**What is required**
Transcribe exactly the lines from the one holding "Output the text content of this document." to the end of the data below, including both of those lines and no others.

**Recorded data**

= = = = = = =

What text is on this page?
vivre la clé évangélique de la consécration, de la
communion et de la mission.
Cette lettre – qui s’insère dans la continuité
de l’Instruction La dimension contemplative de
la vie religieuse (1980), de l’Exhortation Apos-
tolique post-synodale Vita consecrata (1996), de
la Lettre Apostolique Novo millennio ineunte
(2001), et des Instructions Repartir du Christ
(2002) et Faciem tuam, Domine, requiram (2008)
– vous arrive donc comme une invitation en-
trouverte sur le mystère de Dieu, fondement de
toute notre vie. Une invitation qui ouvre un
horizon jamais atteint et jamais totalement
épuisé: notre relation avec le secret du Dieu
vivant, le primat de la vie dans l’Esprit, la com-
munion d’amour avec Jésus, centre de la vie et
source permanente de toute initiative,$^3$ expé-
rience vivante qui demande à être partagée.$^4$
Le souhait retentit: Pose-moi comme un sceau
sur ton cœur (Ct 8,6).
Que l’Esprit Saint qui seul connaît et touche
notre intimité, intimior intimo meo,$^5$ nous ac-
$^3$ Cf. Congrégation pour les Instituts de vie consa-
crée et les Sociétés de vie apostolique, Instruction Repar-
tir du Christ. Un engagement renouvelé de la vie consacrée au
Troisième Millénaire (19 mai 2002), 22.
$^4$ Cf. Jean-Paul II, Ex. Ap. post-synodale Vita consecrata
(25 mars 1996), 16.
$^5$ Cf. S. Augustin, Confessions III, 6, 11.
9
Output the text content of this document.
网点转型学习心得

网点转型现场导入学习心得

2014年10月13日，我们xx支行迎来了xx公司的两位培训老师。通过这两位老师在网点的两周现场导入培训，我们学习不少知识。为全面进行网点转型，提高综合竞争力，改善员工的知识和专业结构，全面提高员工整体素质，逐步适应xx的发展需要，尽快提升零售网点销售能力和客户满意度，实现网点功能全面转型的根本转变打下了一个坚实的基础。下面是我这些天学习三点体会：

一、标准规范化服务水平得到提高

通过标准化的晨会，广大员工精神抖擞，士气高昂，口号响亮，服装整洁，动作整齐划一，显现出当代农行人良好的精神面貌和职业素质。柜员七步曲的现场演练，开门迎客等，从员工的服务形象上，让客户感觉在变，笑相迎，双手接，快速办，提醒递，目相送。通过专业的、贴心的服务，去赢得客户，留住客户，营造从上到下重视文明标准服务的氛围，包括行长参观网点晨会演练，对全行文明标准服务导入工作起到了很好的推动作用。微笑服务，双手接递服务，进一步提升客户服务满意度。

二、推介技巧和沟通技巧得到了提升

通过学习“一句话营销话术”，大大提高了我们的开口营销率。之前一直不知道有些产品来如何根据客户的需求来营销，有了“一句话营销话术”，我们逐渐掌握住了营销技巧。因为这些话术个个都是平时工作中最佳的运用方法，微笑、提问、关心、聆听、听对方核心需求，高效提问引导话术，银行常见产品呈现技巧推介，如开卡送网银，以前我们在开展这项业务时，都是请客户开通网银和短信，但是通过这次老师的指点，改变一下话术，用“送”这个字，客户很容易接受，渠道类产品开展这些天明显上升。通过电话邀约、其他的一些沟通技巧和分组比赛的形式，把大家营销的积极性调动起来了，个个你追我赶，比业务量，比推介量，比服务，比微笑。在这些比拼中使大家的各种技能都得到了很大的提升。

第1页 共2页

= = = = = = =

**Response**
Output the text content of this document.
网点转型学习心得

网点转型现场导入学习心得

2014年10月13日，我们xx支行迎来了xx公司的两位培训老师。通过这两位老师在网点的两周现场导入培训，我们学习不少知识。为全面进行网点转型，提高综合竞争力，改善员工的知识和专业结构，全面提高员工整体素质，逐步适应xx的发展需要，尽快提升零售网点销售能力和客户满意度，实现网点功能全面转型的根本转变打下了一个坚实的基础。下面是我这些天学习三点体会：

一、标准规范化服务水平得到提高

通过标准化的晨会，广大员工精神抖擞，士气高昂，口号响亮，服装整洁，动作整齐划一，显现出当代农行人良好的精神面貌和职业素质。柜员七步曲的现场演练，开门迎客等，从员工的服务形象上，让客户感觉在变，笑相迎，双手接，快速办，提醒递，目相送。通过专业的、贴心的服务，去赢得客户，留住客户，营造从上到下重视文明标准服务的氛围，包括行长参观网点晨会演练，对全行文明标准服务导入工作起到了很好的推动作用。微笑服务，双手接递服务，进一步提升客户服务满意度。

二、推介技巧和沟通技巧得到了提升

通过学习“一句话营销话术”，大大提高了我们的开口营销率。之前一直不知道有些产品来如何根据客户的需求来营销，有了“一句话营销话术”，我们逐渐掌握住了营销技巧。因为这些话术个个都是平时工作中最佳的运用方法，微笑、提问、关心、聆听、听对方核心需求，高效提问引导话术，银行常见产品呈现技巧推介，如开卡送网银，以前我们在开展这项业务时，都是请客户开通网银和短信，但是通过这次老师的指点，改变一下话术，用“送”这个字，客户很容易接受，渠道类产品开展这些天明显上升。通过电话邀约、其他的一些沟通技巧和分组比赛的形式，把大家营销的积极性调动起来了，个个你追我赶，比业务量，比推介量，比服务，比微笑。在这些比拼中使大家的各种技能都得到了很大的提升。

第1页 共2页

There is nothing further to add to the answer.